Work to complete ->
Find every line in the records below that holds the word "color", and copy it out.
◆ ◆ ◆ ◆ ◆ ◆ ◆
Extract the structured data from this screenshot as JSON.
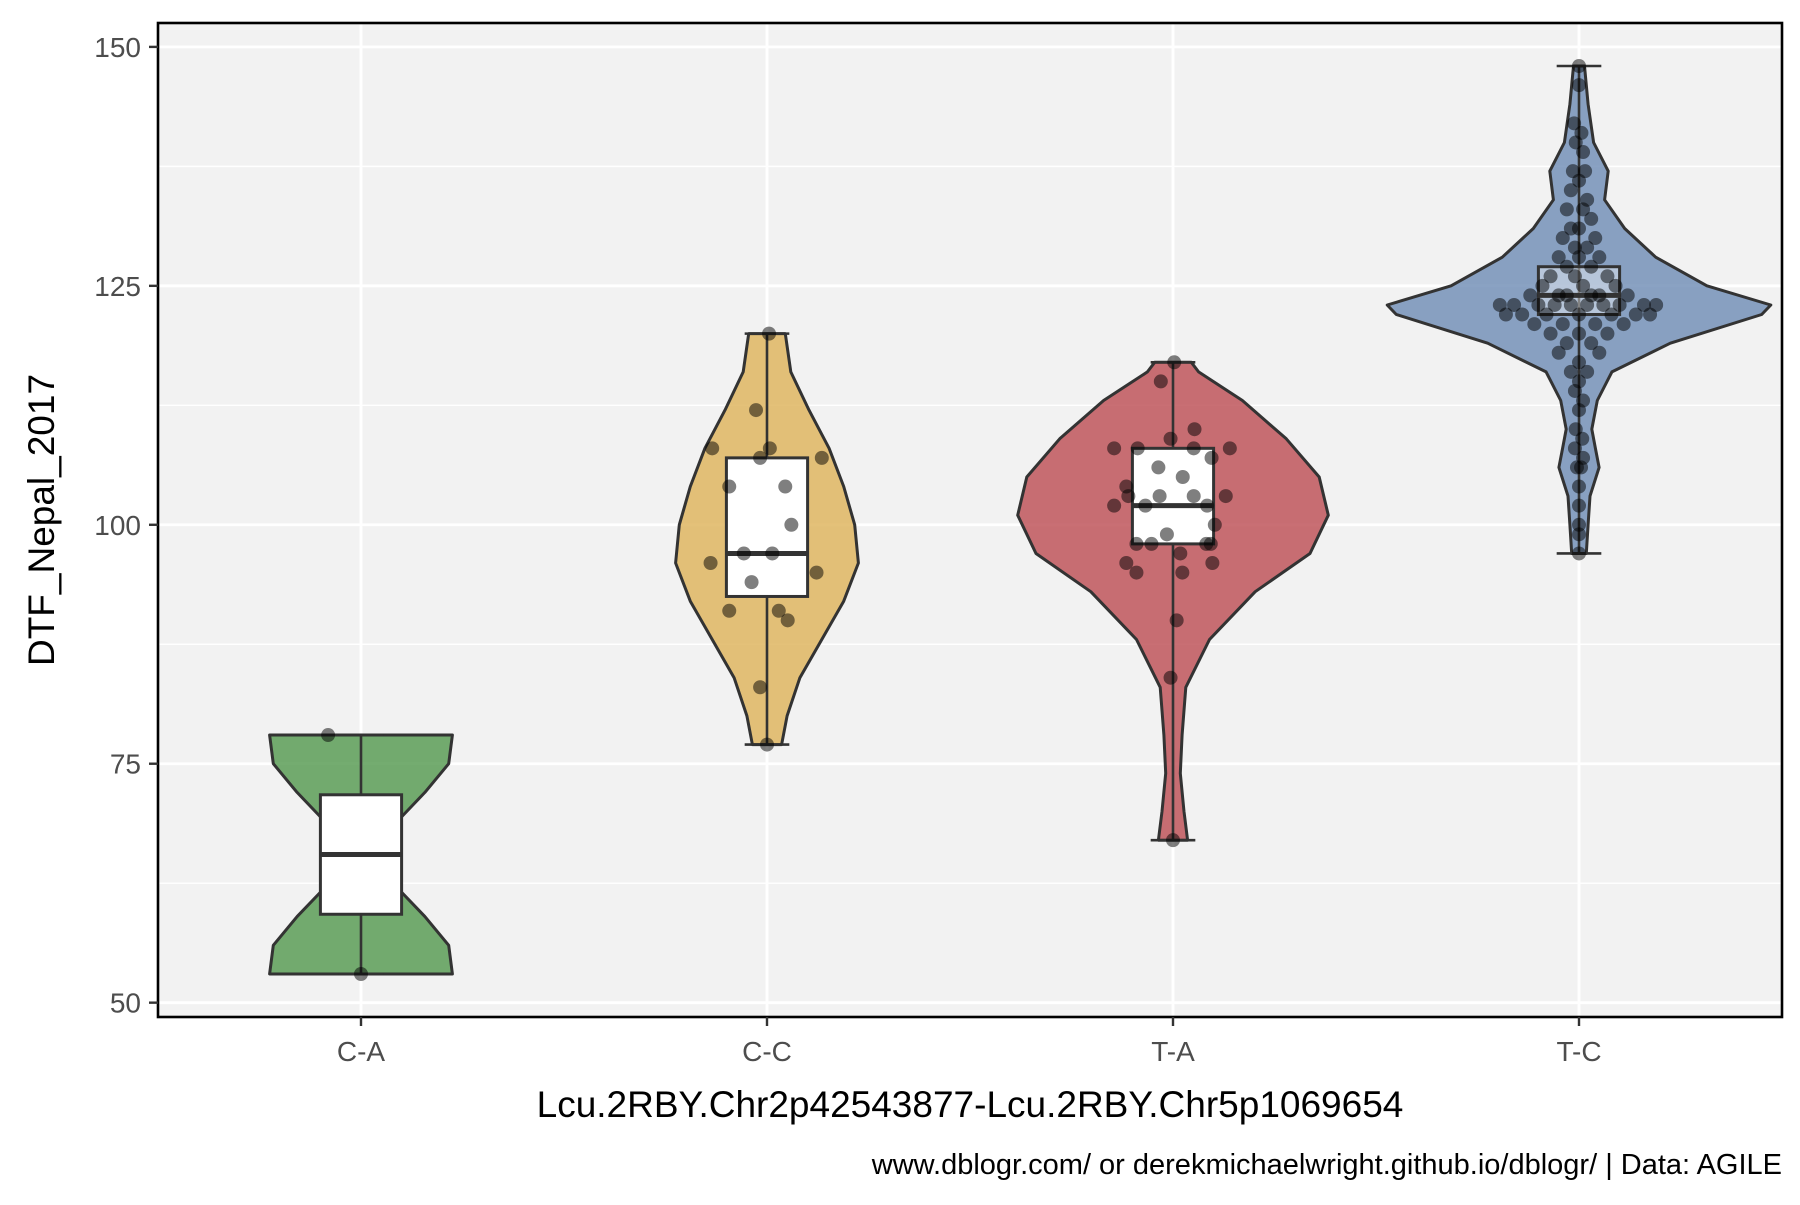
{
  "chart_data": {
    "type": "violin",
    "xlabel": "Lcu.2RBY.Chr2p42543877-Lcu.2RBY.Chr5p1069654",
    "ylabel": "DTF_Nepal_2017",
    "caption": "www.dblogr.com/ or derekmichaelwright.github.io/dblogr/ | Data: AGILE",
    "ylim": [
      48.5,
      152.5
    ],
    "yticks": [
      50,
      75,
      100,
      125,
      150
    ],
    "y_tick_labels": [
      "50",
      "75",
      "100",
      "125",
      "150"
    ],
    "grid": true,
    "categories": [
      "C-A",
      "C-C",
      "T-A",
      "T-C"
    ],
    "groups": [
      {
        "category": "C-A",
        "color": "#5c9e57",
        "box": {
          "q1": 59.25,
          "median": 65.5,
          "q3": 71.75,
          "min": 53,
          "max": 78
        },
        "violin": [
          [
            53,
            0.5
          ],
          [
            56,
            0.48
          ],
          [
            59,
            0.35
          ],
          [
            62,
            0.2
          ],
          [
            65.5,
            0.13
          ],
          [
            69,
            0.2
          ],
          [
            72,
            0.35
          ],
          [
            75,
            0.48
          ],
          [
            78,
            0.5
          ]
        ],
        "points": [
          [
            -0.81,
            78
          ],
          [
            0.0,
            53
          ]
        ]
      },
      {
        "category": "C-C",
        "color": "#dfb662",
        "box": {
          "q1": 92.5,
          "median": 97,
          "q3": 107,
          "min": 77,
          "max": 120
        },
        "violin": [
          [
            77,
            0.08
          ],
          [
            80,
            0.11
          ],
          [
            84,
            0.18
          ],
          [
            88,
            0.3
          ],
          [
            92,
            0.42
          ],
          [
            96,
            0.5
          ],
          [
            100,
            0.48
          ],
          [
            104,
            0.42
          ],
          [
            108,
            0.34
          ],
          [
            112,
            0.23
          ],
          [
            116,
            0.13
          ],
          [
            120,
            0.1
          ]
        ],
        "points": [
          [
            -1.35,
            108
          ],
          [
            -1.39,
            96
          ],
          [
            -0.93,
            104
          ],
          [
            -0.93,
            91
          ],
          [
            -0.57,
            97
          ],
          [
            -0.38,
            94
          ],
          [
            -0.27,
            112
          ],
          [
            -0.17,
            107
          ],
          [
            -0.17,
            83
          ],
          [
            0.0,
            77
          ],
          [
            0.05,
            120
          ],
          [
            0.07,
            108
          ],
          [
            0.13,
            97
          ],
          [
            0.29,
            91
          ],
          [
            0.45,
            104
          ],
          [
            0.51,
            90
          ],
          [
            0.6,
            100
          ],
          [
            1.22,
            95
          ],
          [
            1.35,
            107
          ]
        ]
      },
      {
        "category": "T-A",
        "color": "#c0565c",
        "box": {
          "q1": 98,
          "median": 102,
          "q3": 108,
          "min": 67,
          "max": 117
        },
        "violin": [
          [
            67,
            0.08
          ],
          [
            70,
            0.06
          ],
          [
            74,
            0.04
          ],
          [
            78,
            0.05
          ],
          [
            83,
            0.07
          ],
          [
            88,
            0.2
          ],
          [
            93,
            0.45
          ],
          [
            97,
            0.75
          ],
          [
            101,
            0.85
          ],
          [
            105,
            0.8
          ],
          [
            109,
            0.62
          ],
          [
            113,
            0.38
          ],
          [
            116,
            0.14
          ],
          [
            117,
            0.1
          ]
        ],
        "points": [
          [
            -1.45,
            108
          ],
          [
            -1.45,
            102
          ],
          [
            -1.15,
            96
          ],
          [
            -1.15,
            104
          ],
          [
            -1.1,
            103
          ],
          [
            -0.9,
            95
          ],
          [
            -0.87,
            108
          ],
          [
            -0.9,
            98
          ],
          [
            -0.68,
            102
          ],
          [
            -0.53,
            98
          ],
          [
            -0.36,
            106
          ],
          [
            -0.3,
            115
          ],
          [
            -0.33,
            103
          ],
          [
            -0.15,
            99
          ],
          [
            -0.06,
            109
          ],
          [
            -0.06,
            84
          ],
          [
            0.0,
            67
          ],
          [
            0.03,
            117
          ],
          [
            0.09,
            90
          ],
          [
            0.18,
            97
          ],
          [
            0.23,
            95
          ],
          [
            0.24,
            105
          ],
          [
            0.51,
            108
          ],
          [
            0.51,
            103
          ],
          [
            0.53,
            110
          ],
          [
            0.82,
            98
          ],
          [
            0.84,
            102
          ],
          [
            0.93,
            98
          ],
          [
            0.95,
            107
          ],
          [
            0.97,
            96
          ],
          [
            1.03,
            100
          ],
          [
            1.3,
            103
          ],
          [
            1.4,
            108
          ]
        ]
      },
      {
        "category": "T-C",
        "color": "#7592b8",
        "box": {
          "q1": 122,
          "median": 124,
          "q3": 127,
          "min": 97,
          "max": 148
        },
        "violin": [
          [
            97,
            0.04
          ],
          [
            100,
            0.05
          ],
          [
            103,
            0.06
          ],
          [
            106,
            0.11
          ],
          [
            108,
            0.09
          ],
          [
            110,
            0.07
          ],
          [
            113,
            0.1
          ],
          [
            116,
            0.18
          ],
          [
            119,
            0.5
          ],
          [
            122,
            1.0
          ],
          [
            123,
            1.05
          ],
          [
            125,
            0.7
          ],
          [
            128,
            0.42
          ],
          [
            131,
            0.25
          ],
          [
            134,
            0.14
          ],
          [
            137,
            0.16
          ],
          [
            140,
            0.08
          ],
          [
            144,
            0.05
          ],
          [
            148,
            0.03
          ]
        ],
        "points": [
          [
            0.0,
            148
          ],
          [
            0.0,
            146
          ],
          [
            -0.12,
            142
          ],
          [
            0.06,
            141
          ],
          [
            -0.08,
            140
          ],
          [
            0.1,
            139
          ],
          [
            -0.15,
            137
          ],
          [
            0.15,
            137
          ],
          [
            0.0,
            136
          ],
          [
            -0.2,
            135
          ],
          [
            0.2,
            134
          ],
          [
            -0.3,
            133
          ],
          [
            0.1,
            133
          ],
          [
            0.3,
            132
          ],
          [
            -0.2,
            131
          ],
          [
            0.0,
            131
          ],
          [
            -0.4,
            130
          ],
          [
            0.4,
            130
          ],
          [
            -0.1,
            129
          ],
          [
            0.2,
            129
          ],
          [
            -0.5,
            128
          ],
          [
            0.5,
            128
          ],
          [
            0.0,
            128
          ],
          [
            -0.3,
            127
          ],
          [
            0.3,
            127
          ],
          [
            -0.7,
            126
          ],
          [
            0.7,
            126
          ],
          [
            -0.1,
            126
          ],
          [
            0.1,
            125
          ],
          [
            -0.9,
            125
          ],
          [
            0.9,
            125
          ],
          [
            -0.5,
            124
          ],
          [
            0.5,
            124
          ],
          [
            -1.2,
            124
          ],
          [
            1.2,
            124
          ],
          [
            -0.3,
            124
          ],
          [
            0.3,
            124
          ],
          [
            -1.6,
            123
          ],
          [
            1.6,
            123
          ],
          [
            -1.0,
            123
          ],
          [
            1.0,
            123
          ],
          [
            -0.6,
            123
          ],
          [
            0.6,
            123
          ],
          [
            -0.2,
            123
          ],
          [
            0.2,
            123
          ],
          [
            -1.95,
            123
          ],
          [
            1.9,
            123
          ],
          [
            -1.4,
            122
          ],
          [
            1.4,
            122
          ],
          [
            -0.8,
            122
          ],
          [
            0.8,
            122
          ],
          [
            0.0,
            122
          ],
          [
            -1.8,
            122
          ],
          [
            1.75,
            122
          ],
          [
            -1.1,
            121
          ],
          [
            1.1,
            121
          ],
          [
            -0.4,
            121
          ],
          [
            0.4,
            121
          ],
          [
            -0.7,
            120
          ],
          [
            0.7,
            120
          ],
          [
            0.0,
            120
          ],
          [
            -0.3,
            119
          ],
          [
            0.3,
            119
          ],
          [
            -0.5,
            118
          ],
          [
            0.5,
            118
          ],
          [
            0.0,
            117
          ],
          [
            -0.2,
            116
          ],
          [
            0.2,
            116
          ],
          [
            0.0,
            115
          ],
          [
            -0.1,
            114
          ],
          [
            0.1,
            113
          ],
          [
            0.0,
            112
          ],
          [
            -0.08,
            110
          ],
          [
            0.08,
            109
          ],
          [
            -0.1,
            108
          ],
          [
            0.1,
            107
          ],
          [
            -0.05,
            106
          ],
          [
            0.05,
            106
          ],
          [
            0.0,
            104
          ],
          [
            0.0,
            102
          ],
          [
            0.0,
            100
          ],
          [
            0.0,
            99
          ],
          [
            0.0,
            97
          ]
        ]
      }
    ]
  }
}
◆ ◆ ◆ ◆ ◆ ◆ ◆
Output of the exercise ->
        "color": "#5c9e57",
        "color": "#dfb662",
        "color": "#c0565c",
        "color": "#7592b8",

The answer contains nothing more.